_SHORT EXERCISE_
Extract every line that includes the string "passions".
— Begin —
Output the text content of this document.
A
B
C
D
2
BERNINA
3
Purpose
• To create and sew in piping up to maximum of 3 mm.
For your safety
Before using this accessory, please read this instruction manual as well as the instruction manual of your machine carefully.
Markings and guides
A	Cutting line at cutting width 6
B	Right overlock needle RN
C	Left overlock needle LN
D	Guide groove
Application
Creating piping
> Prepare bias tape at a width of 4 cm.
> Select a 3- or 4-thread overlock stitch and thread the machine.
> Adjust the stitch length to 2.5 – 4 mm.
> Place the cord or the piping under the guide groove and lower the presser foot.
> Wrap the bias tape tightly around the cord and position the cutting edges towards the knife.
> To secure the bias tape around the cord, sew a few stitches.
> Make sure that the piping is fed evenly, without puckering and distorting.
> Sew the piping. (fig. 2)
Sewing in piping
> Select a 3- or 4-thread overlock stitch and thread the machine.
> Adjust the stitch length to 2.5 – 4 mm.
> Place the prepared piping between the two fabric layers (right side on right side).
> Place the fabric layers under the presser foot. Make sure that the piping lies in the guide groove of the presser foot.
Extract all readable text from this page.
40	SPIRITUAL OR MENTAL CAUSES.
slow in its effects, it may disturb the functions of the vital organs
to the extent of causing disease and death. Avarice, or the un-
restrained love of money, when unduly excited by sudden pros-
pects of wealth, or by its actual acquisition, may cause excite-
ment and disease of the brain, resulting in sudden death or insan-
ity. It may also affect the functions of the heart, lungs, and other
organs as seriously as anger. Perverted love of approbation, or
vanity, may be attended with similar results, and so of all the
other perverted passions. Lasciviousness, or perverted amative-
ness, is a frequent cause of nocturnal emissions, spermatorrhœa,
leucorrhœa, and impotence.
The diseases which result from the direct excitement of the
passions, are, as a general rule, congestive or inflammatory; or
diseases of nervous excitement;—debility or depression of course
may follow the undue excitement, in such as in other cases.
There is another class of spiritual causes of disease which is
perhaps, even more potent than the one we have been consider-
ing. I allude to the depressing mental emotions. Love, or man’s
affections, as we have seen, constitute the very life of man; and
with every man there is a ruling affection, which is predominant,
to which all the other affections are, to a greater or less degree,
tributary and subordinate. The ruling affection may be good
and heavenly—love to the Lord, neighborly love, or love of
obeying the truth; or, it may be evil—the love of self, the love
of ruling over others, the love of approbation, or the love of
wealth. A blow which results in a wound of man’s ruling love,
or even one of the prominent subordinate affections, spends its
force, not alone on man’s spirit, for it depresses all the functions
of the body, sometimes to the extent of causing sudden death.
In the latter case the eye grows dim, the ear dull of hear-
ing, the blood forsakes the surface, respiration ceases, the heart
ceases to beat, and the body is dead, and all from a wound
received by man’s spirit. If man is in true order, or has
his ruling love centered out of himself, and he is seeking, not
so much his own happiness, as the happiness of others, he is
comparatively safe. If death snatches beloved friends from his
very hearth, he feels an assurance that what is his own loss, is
— End —
_RESULT BELOW_
other perverted passions. Lasciviousness, or perverted amative-
passions, are, as a general rule, congestive or inflammatory; or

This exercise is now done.